The wagashi’s soft, moist or crispy texture again accentuate its freshness while its fragrant scent is very delicate and subtle. Its most striking sense is, of course, its appearance with its countless shapes, colours and designs inspired by other Japanese art forms, each piece of confectionery makes its own contribution to making this at first sight simplistic looking confectionary a feast for your eyes. The colours and designs are often related to the seasons or when using multiple wagashi, tries to represent a certain scene in nature. Although it may seem strange but the last sense is, in fact, sound as the lyrical names with their various association help complete five layers of sensual stimulation.

DATASET ENTRIES:
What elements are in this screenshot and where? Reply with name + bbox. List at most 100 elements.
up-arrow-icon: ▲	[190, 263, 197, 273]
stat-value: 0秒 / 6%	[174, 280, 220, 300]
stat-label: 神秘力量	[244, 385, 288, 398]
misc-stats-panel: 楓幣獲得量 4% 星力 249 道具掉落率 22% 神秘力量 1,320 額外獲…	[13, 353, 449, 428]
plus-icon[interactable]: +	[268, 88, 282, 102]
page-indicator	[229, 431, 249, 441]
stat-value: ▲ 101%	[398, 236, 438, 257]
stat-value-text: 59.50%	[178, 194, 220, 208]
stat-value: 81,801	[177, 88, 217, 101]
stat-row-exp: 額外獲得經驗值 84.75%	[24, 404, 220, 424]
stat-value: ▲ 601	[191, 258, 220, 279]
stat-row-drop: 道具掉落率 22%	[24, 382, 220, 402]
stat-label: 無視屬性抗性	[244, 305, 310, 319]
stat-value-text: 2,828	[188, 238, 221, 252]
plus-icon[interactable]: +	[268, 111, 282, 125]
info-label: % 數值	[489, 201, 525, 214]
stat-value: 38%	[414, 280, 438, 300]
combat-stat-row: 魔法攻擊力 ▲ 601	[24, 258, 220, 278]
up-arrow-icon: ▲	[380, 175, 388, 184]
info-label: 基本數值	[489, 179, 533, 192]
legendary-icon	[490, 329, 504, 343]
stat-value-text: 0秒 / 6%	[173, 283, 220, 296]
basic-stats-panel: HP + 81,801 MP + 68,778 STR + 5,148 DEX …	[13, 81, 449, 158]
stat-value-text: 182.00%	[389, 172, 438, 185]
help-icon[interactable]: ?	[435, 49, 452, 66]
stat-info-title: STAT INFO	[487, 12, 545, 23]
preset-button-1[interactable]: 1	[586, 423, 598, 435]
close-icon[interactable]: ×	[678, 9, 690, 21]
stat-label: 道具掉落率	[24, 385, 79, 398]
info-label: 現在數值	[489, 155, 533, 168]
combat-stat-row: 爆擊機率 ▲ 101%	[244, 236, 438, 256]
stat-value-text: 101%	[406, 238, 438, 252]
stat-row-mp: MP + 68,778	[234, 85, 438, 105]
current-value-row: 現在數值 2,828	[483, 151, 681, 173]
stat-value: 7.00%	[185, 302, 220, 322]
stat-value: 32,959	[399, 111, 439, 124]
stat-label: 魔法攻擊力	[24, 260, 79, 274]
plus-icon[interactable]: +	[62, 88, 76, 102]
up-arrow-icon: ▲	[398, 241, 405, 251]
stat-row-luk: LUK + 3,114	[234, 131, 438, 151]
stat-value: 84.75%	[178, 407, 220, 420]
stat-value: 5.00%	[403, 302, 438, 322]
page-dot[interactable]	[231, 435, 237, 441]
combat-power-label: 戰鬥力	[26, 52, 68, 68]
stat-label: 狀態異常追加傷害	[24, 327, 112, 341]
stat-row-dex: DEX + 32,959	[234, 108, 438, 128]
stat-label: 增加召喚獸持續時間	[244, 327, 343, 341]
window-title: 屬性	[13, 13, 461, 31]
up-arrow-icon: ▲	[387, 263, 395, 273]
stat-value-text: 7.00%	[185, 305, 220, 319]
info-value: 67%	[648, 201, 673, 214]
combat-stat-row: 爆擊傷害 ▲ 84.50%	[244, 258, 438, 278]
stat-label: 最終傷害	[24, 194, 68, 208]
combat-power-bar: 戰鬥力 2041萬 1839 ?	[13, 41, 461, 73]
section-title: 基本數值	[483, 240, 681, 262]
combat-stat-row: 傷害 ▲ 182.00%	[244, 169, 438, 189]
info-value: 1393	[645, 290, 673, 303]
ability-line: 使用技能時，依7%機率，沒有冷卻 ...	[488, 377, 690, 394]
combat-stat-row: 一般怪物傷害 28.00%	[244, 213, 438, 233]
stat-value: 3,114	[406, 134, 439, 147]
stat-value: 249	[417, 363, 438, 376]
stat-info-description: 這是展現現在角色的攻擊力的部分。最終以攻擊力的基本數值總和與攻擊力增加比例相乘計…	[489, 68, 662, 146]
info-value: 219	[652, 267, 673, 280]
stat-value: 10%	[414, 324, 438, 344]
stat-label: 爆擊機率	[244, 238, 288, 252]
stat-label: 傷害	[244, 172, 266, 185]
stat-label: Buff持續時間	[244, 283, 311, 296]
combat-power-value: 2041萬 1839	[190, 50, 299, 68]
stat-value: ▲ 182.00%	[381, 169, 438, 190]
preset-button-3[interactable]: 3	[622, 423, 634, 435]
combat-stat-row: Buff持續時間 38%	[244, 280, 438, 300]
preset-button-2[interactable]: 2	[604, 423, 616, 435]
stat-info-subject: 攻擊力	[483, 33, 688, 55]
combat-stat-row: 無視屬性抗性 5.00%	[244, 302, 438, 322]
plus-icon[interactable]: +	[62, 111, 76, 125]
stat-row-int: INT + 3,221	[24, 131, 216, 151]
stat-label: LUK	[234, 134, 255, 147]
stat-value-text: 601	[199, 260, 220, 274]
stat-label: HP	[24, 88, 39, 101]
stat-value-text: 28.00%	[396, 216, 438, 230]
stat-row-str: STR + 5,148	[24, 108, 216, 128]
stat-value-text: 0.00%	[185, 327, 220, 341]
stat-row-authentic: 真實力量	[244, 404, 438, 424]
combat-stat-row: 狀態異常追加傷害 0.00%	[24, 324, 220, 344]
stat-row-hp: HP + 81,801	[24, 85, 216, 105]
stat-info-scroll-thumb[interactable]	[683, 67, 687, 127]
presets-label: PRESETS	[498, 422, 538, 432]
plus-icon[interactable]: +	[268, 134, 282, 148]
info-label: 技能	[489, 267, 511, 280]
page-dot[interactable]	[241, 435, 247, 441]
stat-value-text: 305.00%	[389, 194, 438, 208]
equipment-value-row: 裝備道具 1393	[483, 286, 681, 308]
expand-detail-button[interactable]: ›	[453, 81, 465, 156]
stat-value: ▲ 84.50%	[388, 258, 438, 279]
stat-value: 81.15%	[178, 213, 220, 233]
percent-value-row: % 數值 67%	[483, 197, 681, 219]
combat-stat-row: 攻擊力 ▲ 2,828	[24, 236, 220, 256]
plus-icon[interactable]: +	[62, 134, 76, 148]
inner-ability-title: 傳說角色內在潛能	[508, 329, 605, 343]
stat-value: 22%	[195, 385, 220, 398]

TASKS TO PERFORM:
**A)** From the text on wagashi, extract word for word the part that opens with the words containing "The wagashi’s soft, moist" and closes with "of sensual stimulation.".
**B)** Count the lines of the records that contain the string "info", with case counting. Reply with the number only.
The text on wagashi and the records are unrelated material.

SOLUTIONS BELOW:
**A)**
The wagashi’s soft, moist or crispy texture again accentuate its freshness while its fragrant scent is very delicate and subtle. Its most striking sense is, of course, its appearance with its countless shapes, colours and designs inspired by other Japanese art forms, each piece of confectionery makes its own contribution to making this at first sight simplistic looking confectionary a feast for your eyes. The colours and designs are often related to the seasons or when using multiple wagashi, tries to represent a certain scene in nature. Although it may seem strange but the last sense is, in fact, sound as the lyrical names with their various association help complete five layers of sensual stimulation.

**B)** 11